### Task description
Go through the records and extract every line with the word "analysis".

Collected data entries
= = = = = = =

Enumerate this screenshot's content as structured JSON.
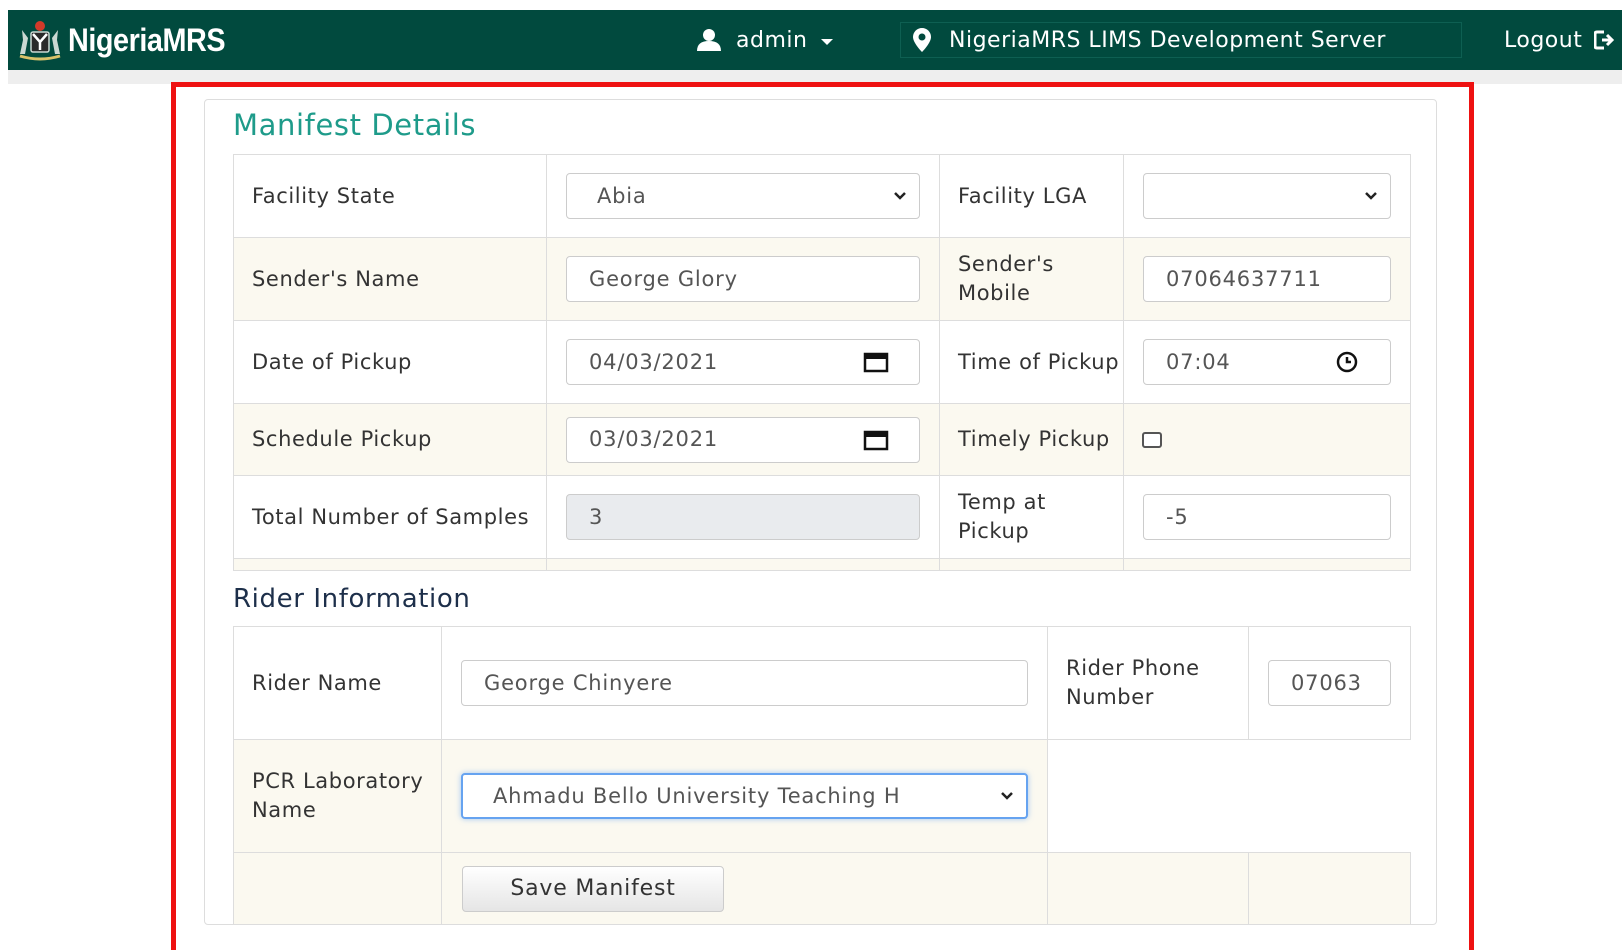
{
  "navbar": {
    "brand": "NigeriaMRS",
    "user": "admin",
    "server": "NigeriaMRS LIMS Development Server",
    "logout": "Logout",
    "bg_color": "#014a3e"
  },
  "manifest": {
    "title": "Manifest Details",
    "fields": {
      "facility_state": {
        "label": "Facility State",
        "value": "Abia"
      },
      "facility_lga": {
        "label": "Facility LGA",
        "value": ""
      },
      "sender_name": {
        "label": "Sender's Name",
        "value": "George Glory"
      },
      "sender_mobile": {
        "label": "Sender's Mobile",
        "value": "07064637711"
      },
      "date_of_pickup": {
        "label": "Date of Pickup",
        "value": "04/03/2021"
      },
      "time_of_pickup": {
        "label": "Time of Pickup",
        "value": "07:04"
      },
      "schedule_pickup": {
        "label": "Schedule Pickup",
        "value": "03/03/2021"
      },
      "timely_pickup": {
        "label": "Timely Pickup",
        "checked": false
      },
      "total_samples": {
        "label": "Total Number of Samples",
        "value": "3"
      },
      "temp_at_pickup": {
        "label": "Temp at Pickup",
        "value": "-5"
      }
    }
  },
  "rider": {
    "title": "Rider Information",
    "rider_name": {
      "label": "Rider Name",
      "value": "George Chinyere"
    },
    "rider_phone": {
      "label": "Rider Phone Number",
      "value": "07063"
    },
    "pcr_lab": {
      "label": "PCR Laboratory Name",
      "value": "Ahmadu Bello University Teaching H"
    },
    "save_label": "Save Manifest"
  },
  "colors": {
    "highlight": "#ee1111",
    "title_teal": "#1e9b8a",
    "row_alt": "#fbf9f0"
  }
}
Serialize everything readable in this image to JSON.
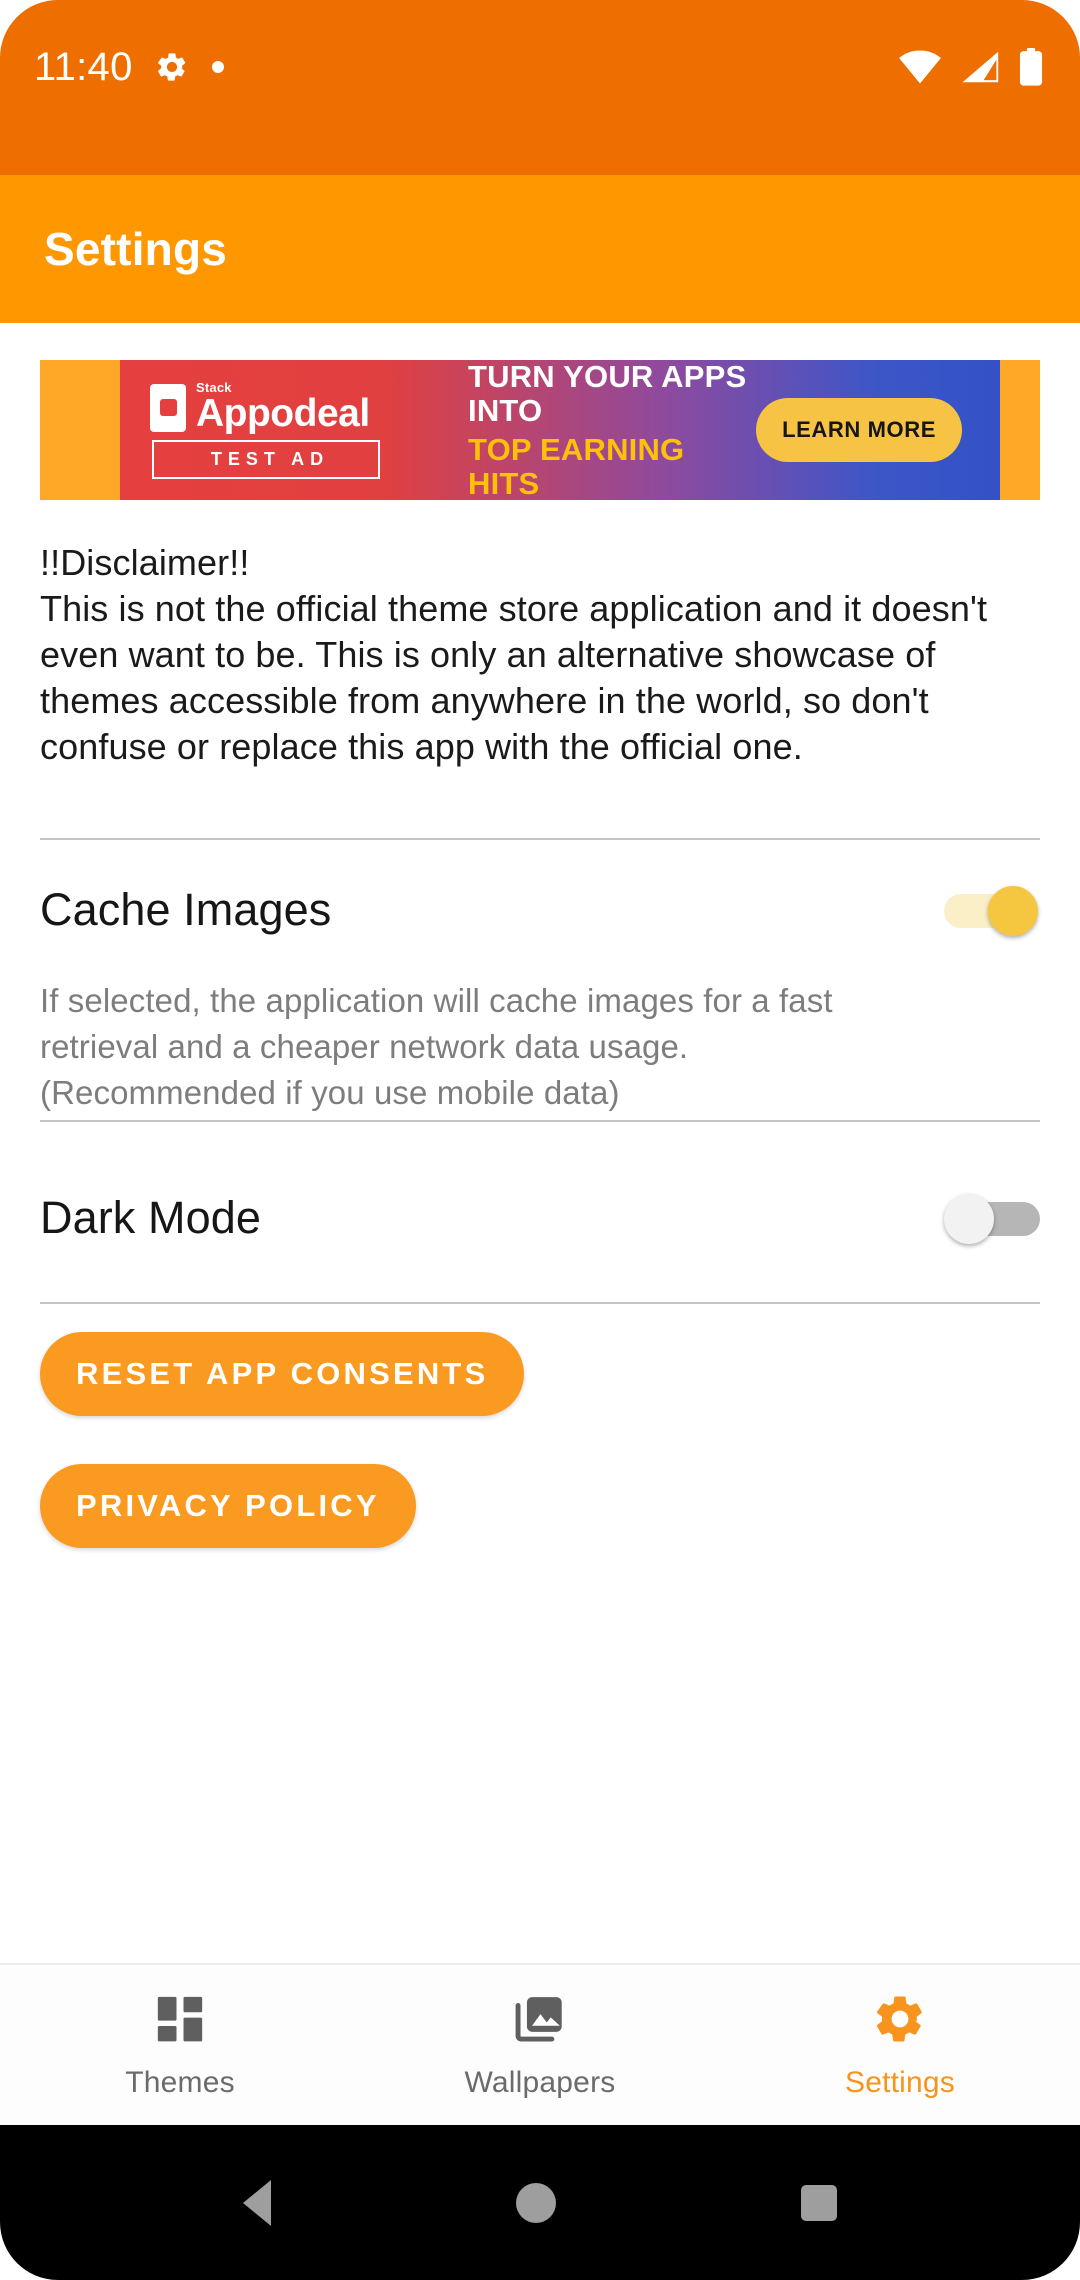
{
  "status_bar": {
    "clock": "11:40",
    "left_icons": [
      "gear-icon",
      "dot-icon"
    ],
    "right_icons": [
      "wifi-icon",
      "cellular-signal-icon",
      "battery-icon"
    ],
    "background_color": "#EE6E00"
  },
  "app_bar": {
    "title": "Settings",
    "background_color": "#FF9800",
    "text_color": "#FFFFFF"
  },
  "ad": {
    "brand_sup": "Stack",
    "brand_name": "Appodeal",
    "test_badge": "TEST AD",
    "headline_line1": "TURN YOUR APPS INTO",
    "headline_line2": "TOP EARNING HITS",
    "cta_label": "LEARN MORE",
    "frame_color": "#FFA726",
    "cta_color": "#F6C344",
    "headline_accent_color": "#FFC107"
  },
  "disclaimer": {
    "text": "!!Disclaimer!!\nThis is not the official theme store application and it doesn't even want to be. This is only an alternative showcase of themes accessible from anywhere in the world, so don't confuse or replace this app with the official one."
  },
  "preferences": [
    {
      "title": "Cache Images",
      "summary": "If selected, the application will cache images for a fast retrieval and a cheaper network data usage. (Recommended if you use mobile data)",
      "checked": true,
      "thumb_color": "#F5C63F",
      "track_color": "#FAEFC6"
    },
    {
      "title": "Dark Mode",
      "summary": "",
      "checked": false,
      "thumb_color": "#F2F2F2",
      "track_color": "#B6B6B6"
    }
  ],
  "buttons": {
    "reset_consents": "RESET APP CONSENTS",
    "privacy_policy": "PRIVACY POLICY",
    "color": "#FB9A20",
    "text_color": "#FFFFFF"
  },
  "bottom_nav": {
    "active_color": "#F7941E",
    "inactive_color": "#6B6B6B",
    "items": [
      {
        "label": "Themes",
        "icon": "dashboard-grid-icon",
        "active": false
      },
      {
        "label": "Wallpapers",
        "icon": "photo-library-icon",
        "active": false
      },
      {
        "label": "Settings",
        "icon": "gear-icon",
        "active": true
      }
    ]
  },
  "system_nav": {
    "items": [
      "back-icon",
      "home-icon",
      "recents-icon"
    ],
    "icon_color": "#9E9E9E",
    "background_color": "#000000"
  }
}
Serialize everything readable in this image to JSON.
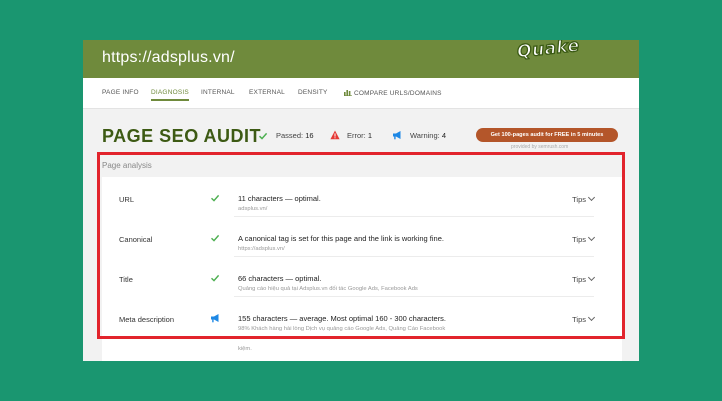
{
  "header": {
    "url": "https://adsplus.vn/",
    "logo_text": "Quake"
  },
  "nav": {
    "items": [
      {
        "label": "PAGE INFO"
      },
      {
        "label": "DIAGNOSIS"
      },
      {
        "label": "INTERNAL"
      },
      {
        "label": "EXTERNAL"
      },
      {
        "label": "DENSITY"
      },
      {
        "label": "COMPARE URLS/DOMAINS"
      }
    ],
    "active": "DIAGNOSIS"
  },
  "audit": {
    "title": "PAGE SEO AUDIT",
    "passed_label": "Passed:",
    "passed_count": "16",
    "error_label": "Error:",
    "error_count": "1",
    "warning_label": "Warning:",
    "warning_count": "4",
    "cta_label": "Get 100-pages audit for FREE in 5 minutes",
    "provided_by": "provided by semrush.com"
  },
  "analysis": {
    "section_label": "Page analysis",
    "tips_label": "Tips",
    "rows": [
      {
        "label": "URL",
        "status": "pass",
        "main": "11 characters — optimal.",
        "sub": "adsplus.vn/"
      },
      {
        "label": "Canonical",
        "status": "pass",
        "main": "A canonical tag is set for this page and the link is working fine.",
        "sub": "https://adsplus.vn/"
      },
      {
        "label": "Title",
        "status": "pass",
        "main": "66 characters — optimal.",
        "sub": "Quảng cáo hiệu quả tại Adsplus.vn đối tác Google Ads, Facebook Ads"
      },
      {
        "label": "Meta description",
        "status": "warning",
        "main": "155 characters — average. Most optimal 160 - 300 characters.",
        "sub": "98% Khách hàng hài lòng Dịch vụ quảng cáo Google Ads, Quảng Cáo Facebook",
        "sub2": "kiệm."
      }
    ]
  },
  "colors": {
    "header_green": "#6f8a3c",
    "title_green": "#3d5a14",
    "pass": "#4caf50",
    "error": "#e53935",
    "warning": "#1e88e5",
    "cta": "#b4562a",
    "highlight": "#e2242c",
    "background": "#1a9670"
  }
}
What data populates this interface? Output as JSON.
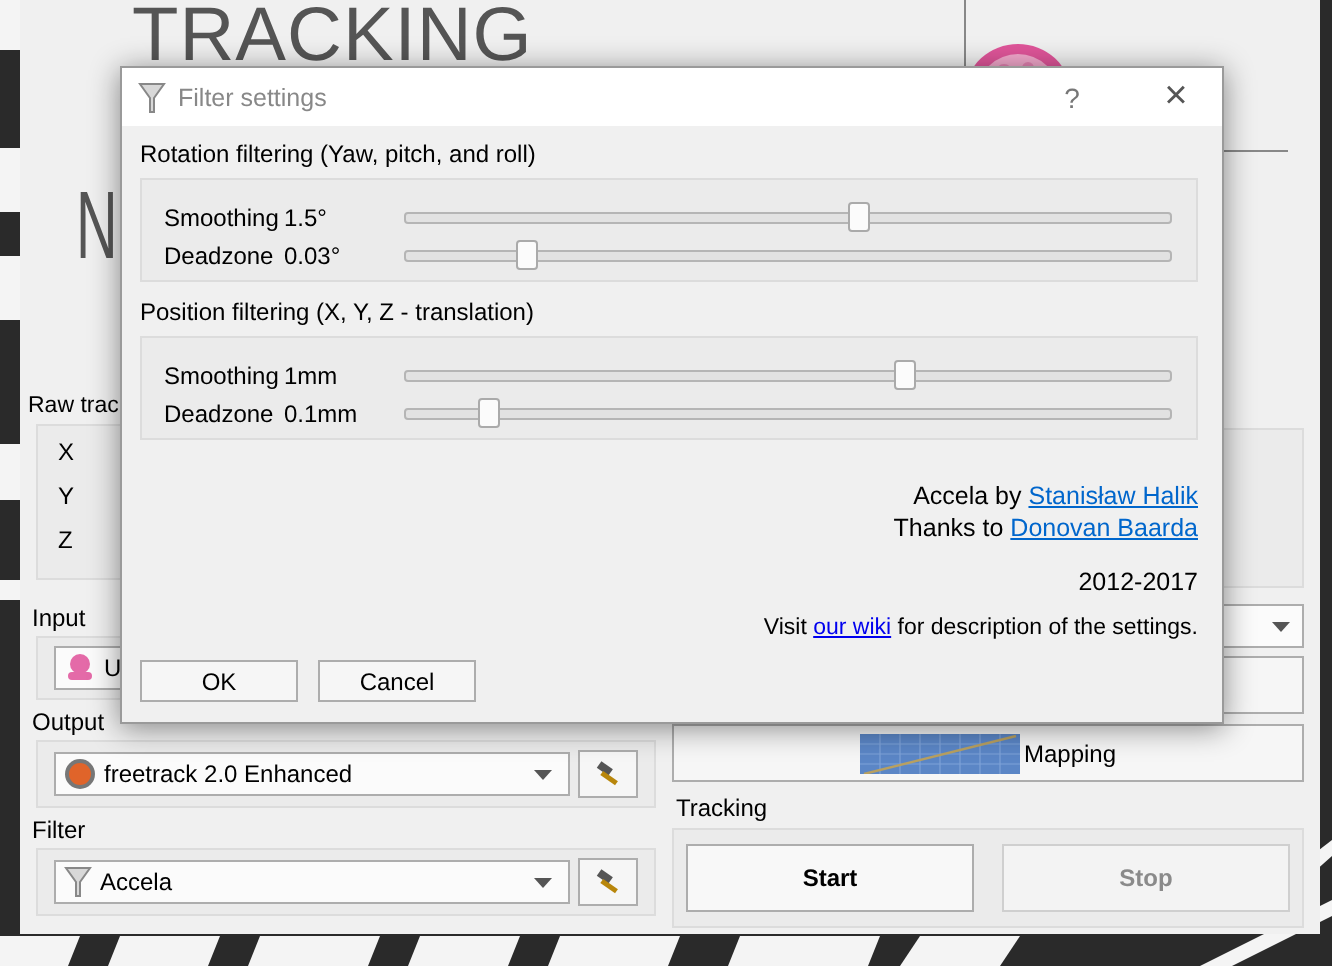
{
  "main_window": {
    "title_art": "TRACKING",
    "letter_art": "N",
    "raw_tracking": {
      "label": "Raw trac",
      "axes": [
        "X",
        "Y",
        "Z"
      ]
    },
    "input": {
      "label": "Input",
      "value": "U"
    },
    "output": {
      "label": "Output",
      "value": "freetrack 2.0 Enhanced"
    },
    "filter": {
      "label": "Filter",
      "value": "Accela"
    },
    "mapping_button": "Mapping",
    "tracking": {
      "label": "Tracking",
      "buttons": [
        {
          "label": "Start",
          "disabled": false
        },
        {
          "label": "Stop",
          "disabled": true
        }
      ]
    }
  },
  "dialog": {
    "title": "Filter settings",
    "help": "?",
    "close": "×",
    "groups": [
      {
        "title": "Rotation filtering (Yaw, pitch, and roll)",
        "sliders": [
          {
            "label": "Smoothing",
            "reading": "1.5°",
            "level": 0.59
          },
          {
            "label": "Deadzone",
            "reading": "0.03°",
            "level": 0.16
          }
        ]
      },
      {
        "title": "Position filtering (X, Y, Z - translation)",
        "sliders": [
          {
            "label": "Smoothing",
            "reading": "1mm",
            "level": 0.65
          },
          {
            "label": "Deadzone",
            "reading": "0.1mm",
            "level": 0.11
          }
        ]
      }
    ],
    "credits": [
      {
        "text": "Accela by",
        "link": "Stanisław Halik"
      },
      {
        "text": "Thanks to",
        "link": "Donovan Baarda"
      }
    ],
    "years": "2012-2017",
    "wiki": {
      "before": "Visit",
      "link": "our wiki",
      "after": "for description of the settings."
    },
    "buttons": [
      "OK",
      "Cancel"
    ]
  }
}
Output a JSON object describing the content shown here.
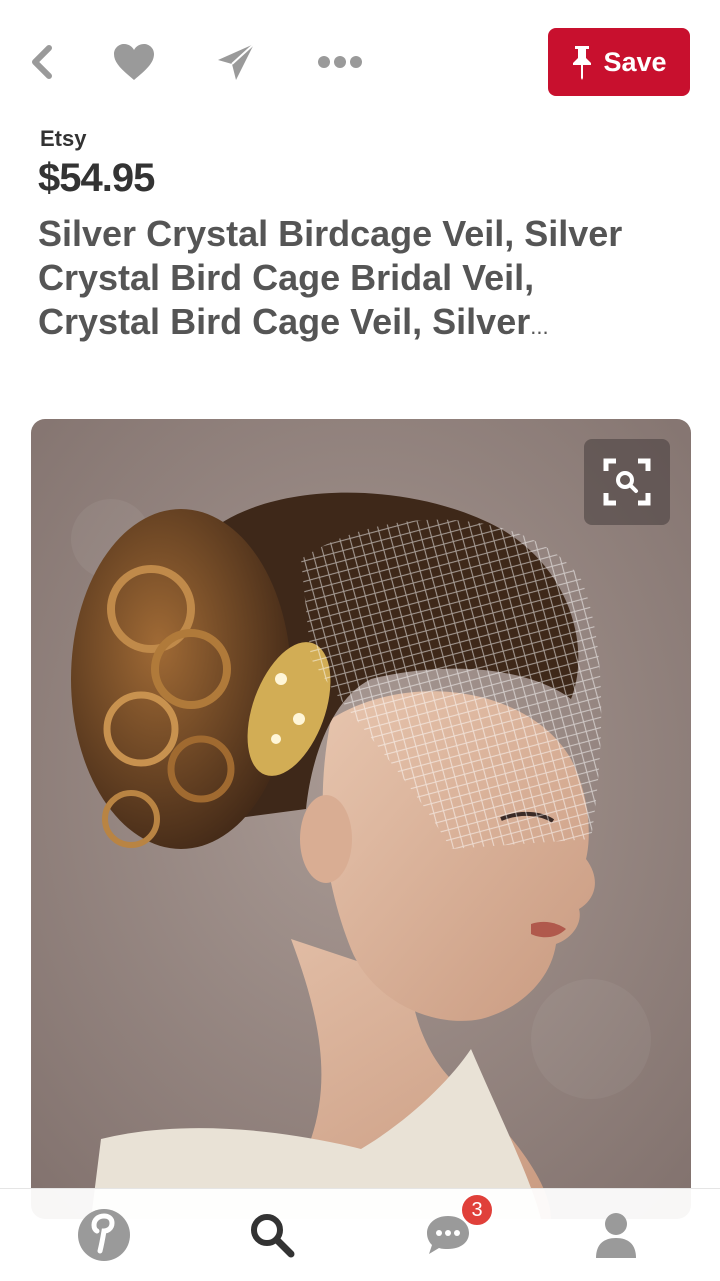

= = = = = = =

### Reply to the task
  "analysis": {
    "section_label": "Page analysis",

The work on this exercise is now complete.